**Document section**
★ ★ ★ ★

Critical industries for HVAC systems

HVAC systems in pharmaceutical areas help with air cleanliness, pressurization requirements and temperature/humidity requirements to maintain the integrity of some medications.

Data centers, unlike most buildings, are primarily concerned not with occupant comfort but with keeping massive servers and equipment functioning properly. HVAC systems in data centers help offset the great amount of heat put off by the electrical equipment in these spaces. The goal for HVAC systems in data centers is to maintain a tightly controlled temperature range with minimal energy consumption. Highly efficient cooling systems are typically used, including chilled-water loops, air-side economizers or liquid-immersion cooling. Redundant systems are often provided owing to the criticality of these spaces. ASHRAE Standard 90.4: Energy Standard for Data Centers details the strict requirements for data center HVAC systems.

HVAC systems in chemical rooms are often provided for the life safety of workers and to aid in maintaining the chemical’s stability and effectiveness. Precise temperature and humidity control are needed to manage chemical reactions and prevent hazards. 

HVAC systems can be critical in manufacturing processes. For example, in semiconductor fabrication facilities, clean rooms are often required. These have boundary conditions for temperature, humidity, filtration for air particles and pressurization.

Water and wastewater treatment plants rely on HVAC systems for accurate temperature control and air quality management. Many processes take place within water and wastewater treatment plants that are essential to plant function. The chemical processes taking place at a facility may require an HVAC system to ensure the integrity of the chemicals used. It is important to consider material and equipment integrity, along with the safety of maintenance personnel, when providing HVAC systems for these plants. Water and wastewater treatment plants also rely on large-scale electrical rooms that are crucial to the entire plant’s operation. Like data centers, electrical rooms that serve crucial infrastructure often have redundant systems to ensure electrical equipment, such as VFDs, are functioning properly.

★ ★ ★ ★

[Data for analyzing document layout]
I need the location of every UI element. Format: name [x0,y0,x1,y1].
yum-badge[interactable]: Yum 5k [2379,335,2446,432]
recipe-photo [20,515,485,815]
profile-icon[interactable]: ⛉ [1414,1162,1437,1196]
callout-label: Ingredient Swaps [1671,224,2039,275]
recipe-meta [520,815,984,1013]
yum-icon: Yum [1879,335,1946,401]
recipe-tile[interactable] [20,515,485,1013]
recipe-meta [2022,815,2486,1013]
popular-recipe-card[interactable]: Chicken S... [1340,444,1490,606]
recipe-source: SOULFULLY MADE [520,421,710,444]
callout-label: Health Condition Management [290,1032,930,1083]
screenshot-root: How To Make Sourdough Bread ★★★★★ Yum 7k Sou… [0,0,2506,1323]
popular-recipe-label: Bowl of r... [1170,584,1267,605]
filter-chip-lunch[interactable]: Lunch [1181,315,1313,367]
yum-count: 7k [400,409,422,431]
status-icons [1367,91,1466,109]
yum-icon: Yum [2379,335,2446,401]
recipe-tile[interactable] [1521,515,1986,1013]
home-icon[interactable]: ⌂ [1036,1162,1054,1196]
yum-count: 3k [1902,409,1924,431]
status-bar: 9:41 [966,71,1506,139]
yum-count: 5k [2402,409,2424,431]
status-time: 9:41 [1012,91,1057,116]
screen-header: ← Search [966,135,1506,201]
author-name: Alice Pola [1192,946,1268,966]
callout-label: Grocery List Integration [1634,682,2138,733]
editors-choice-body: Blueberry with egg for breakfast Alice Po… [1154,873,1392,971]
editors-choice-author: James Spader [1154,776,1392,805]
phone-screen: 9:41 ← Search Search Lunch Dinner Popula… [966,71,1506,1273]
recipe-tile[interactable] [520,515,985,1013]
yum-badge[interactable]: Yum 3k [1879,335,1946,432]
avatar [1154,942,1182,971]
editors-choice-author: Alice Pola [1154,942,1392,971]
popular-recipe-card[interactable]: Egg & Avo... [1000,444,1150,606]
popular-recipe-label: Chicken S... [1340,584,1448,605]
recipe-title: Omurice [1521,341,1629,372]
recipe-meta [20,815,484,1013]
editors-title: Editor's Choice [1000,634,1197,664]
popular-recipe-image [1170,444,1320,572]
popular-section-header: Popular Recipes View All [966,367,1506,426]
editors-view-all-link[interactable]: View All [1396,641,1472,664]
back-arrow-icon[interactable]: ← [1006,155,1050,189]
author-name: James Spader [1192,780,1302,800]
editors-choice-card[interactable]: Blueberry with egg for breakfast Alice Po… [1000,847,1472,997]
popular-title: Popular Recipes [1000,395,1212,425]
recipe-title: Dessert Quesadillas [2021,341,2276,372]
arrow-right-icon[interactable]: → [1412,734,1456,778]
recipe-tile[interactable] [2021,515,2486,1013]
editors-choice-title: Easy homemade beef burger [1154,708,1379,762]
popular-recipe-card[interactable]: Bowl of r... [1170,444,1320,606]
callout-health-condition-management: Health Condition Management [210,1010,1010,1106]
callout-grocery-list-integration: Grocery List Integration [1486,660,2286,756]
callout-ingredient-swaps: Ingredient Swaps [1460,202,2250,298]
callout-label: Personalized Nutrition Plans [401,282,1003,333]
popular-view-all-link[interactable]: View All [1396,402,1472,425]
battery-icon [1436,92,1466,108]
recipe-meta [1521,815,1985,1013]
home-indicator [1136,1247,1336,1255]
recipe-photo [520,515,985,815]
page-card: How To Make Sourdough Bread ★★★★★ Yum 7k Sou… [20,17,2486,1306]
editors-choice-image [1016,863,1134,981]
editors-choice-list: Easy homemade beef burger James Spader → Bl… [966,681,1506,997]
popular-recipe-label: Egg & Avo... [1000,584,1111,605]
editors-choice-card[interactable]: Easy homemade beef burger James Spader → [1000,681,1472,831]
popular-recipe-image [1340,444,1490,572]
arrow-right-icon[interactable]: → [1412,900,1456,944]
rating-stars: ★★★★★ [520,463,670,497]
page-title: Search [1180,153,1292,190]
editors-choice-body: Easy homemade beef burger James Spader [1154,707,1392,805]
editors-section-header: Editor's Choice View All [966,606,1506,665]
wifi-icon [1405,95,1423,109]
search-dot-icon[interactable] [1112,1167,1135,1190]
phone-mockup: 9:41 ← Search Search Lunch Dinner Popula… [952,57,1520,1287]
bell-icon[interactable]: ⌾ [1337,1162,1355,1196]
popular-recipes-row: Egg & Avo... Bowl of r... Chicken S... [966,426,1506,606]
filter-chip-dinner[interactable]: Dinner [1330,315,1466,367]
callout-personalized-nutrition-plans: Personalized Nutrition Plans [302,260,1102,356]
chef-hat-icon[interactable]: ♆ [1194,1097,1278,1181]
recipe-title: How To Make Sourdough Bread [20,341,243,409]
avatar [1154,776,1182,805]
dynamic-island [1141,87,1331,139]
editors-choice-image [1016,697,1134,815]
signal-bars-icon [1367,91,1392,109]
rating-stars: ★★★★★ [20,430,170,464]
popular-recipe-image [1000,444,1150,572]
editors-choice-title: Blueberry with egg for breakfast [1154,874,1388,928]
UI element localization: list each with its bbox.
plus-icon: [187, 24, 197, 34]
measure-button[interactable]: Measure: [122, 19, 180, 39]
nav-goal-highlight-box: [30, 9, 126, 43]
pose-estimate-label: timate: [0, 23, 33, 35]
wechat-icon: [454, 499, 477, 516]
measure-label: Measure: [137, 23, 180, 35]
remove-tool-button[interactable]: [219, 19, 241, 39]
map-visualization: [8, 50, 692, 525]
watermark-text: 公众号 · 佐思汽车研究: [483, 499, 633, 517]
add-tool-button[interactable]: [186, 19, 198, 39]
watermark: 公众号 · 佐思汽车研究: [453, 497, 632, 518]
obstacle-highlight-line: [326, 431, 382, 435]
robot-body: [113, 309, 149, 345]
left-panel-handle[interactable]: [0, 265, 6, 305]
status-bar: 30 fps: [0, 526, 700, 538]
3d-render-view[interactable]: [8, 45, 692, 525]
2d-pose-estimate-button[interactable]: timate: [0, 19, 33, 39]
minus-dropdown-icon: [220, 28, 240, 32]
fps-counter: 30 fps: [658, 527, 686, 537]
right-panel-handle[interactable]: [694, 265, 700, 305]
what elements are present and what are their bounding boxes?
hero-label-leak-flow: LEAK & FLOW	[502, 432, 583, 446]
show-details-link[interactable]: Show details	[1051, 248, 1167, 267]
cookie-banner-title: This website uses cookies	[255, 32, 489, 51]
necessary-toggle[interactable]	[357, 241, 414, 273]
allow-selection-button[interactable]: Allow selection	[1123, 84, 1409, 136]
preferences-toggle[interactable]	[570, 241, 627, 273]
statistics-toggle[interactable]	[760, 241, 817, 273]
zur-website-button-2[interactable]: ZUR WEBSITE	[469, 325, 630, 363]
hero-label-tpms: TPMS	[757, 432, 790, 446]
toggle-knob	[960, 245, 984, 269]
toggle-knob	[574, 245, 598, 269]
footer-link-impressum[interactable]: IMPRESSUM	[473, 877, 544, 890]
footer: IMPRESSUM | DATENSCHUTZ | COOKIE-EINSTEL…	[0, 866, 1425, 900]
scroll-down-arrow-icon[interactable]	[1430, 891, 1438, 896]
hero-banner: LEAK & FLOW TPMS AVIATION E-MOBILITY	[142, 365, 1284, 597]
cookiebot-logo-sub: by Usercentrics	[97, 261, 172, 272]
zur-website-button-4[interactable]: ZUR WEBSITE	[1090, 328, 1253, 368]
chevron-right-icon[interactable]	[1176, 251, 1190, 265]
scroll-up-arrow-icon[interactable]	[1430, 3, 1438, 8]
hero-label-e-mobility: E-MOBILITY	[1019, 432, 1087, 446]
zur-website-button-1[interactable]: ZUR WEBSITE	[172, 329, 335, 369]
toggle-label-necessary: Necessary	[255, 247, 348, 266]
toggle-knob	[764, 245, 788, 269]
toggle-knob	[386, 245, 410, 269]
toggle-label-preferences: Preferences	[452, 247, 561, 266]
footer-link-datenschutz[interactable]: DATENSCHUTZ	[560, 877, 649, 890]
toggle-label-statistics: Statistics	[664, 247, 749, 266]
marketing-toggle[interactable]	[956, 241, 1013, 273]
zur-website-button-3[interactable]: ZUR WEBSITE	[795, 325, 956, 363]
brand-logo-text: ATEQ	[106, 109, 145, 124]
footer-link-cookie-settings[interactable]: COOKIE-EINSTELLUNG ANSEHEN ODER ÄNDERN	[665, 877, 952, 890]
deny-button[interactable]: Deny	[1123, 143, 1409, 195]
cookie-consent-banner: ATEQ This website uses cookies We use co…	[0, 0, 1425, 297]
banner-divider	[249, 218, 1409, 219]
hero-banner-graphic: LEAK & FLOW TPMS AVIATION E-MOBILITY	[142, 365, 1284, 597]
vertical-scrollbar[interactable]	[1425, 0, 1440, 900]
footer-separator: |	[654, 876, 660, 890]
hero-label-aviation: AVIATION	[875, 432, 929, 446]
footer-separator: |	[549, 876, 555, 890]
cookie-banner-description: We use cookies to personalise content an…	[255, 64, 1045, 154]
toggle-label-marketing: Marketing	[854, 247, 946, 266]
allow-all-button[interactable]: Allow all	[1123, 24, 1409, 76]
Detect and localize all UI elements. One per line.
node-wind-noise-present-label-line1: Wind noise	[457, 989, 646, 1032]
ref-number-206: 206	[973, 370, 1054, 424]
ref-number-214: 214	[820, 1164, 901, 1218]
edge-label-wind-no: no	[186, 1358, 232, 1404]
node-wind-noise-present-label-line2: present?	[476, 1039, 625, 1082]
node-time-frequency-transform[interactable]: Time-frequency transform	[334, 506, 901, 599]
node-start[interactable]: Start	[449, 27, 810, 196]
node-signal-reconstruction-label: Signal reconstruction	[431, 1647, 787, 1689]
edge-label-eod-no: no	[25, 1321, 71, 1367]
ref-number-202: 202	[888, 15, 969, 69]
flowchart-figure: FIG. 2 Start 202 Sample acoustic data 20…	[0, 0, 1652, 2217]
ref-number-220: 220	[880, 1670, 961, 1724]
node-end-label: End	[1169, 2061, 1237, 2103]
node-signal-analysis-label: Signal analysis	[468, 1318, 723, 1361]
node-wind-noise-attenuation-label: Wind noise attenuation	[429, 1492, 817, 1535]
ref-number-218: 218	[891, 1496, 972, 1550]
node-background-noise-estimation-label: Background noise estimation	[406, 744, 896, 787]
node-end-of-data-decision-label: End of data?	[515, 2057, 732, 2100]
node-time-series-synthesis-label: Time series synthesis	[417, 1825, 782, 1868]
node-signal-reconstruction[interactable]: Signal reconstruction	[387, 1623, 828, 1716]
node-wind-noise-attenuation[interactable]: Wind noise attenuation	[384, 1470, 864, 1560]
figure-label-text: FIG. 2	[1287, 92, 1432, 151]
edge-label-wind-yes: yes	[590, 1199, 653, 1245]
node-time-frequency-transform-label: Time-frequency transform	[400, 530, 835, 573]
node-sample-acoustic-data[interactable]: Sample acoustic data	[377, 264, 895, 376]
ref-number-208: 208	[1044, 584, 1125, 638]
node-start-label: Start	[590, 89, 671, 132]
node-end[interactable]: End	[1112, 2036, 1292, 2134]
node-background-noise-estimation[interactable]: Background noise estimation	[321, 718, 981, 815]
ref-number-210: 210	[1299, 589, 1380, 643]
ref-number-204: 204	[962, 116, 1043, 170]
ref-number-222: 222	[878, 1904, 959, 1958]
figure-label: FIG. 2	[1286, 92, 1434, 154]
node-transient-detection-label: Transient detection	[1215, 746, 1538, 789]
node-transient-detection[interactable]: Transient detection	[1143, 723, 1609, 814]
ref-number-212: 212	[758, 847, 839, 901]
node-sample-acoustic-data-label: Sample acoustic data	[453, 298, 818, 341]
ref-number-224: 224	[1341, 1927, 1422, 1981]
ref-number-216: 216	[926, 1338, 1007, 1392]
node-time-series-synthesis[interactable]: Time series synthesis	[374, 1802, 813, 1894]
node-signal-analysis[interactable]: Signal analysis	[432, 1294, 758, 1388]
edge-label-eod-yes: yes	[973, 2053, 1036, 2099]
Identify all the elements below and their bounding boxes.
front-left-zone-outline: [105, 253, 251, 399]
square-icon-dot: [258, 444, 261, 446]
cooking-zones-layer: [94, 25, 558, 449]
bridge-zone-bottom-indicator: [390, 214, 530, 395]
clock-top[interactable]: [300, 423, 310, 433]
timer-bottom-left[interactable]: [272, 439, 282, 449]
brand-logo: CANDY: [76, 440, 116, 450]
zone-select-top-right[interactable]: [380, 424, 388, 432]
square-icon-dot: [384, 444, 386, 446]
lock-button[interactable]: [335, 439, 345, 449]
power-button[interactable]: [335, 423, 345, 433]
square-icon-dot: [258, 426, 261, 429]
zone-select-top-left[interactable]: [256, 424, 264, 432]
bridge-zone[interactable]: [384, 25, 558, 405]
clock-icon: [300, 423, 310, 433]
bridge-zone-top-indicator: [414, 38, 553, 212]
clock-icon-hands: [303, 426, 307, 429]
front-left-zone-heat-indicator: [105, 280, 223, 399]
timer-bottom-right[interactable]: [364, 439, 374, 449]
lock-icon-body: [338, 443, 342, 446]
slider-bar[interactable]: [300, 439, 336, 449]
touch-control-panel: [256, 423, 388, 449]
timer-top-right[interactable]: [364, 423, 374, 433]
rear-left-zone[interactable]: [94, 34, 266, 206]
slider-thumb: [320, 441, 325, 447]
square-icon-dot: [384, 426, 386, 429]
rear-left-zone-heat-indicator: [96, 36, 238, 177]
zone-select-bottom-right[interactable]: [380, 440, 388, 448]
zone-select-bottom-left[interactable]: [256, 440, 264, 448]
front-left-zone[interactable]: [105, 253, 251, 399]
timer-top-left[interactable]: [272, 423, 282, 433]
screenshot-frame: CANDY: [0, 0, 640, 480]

★ ★ ★ ★

**Problem to work on**
Reproduce word for word the part of the HVAC passage that opens with the words containing "HVAC systems in chemical" and closes with "particles and pressurization.". Rely only on the HVAC passage, not on the material.

**Solution for this task**
HVAC systems in chemical rooms are often provided for the life safety of workers and to aid in maintaining the chemical’s stability and effectiveness. Precise temperature and humidity control are needed to manage chemical reactions and prevent hazards. 

HVAC systems can be critical in manufacturing processes. For example, in semiconductor fabrication facilities, clean rooms are often required. These have boundary conditions for temperature, humidity, filtration for air particles and pressurization.